» Information supplied:
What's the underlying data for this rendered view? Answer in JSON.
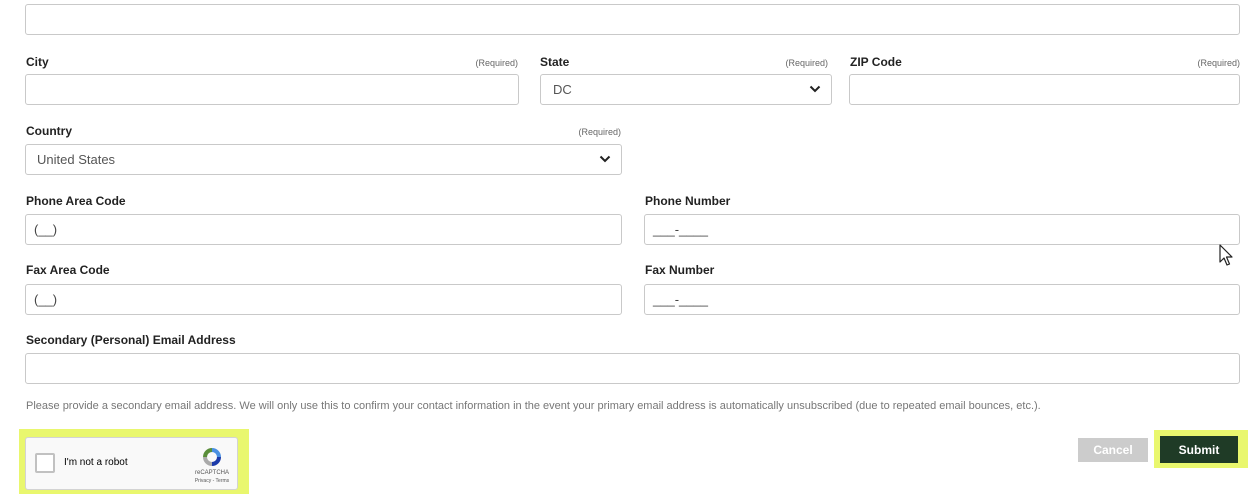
{
  "form": {
    "address_line": {
      "value": ""
    },
    "city": {
      "label": "City",
      "required": "(Required)",
      "value": ""
    },
    "state": {
      "label": "State",
      "required": "(Required)",
      "selected": "DC"
    },
    "zip": {
      "label": "ZIP Code",
      "required": "(Required)",
      "value": ""
    },
    "country": {
      "label": "Country",
      "required": "(Required)",
      "selected": "United States"
    },
    "phone_area": {
      "label": "Phone Area Code",
      "mask": "(__)"
    },
    "phone_number": {
      "label": "Phone Number",
      "mask": "___-____"
    },
    "fax_area": {
      "label": "Fax Area Code",
      "mask": "(__)"
    },
    "fax_number": {
      "label": "Fax Number",
      "mask": "___-____"
    },
    "secondary_email": {
      "label": "Secondary (Personal) Email Address",
      "value": ""
    },
    "help_text": "Please provide a secondary email address. We will only use this to confirm your contact information in the event your primary email address is automatically unsubscribed (due to repeated email bounces, etc.)."
  },
  "recaptcha": {
    "label": "I'm not a robot",
    "brand": "reCAPTCHA",
    "links": "Privacy - Terms"
  },
  "actions": {
    "cancel_label": "Cancel",
    "submit_label": "Submit"
  },
  "colors": {
    "highlight": "#e9f76e",
    "submit_bg": "#1f3b26",
    "cancel_bg": "#cccccc"
  }
}
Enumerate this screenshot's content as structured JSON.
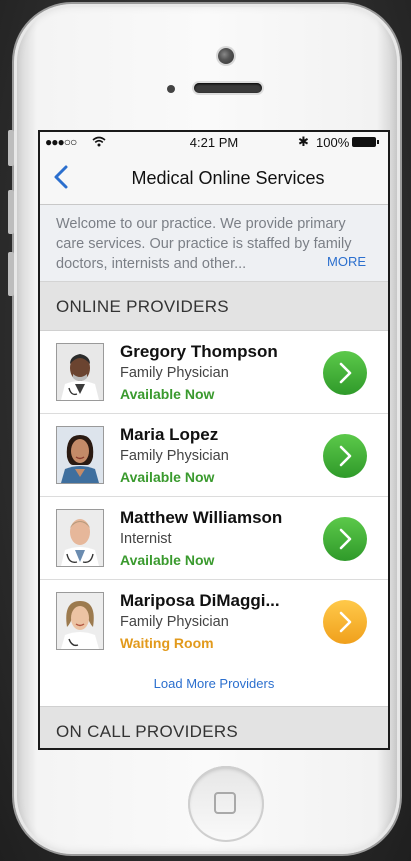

» Task details: Copy each line of the entries that includes the word "JSON".

» Task answer:
What's the underlying data for this rendered view? Answer in JSON.
Enumerate this screenshot's content as structured JSON.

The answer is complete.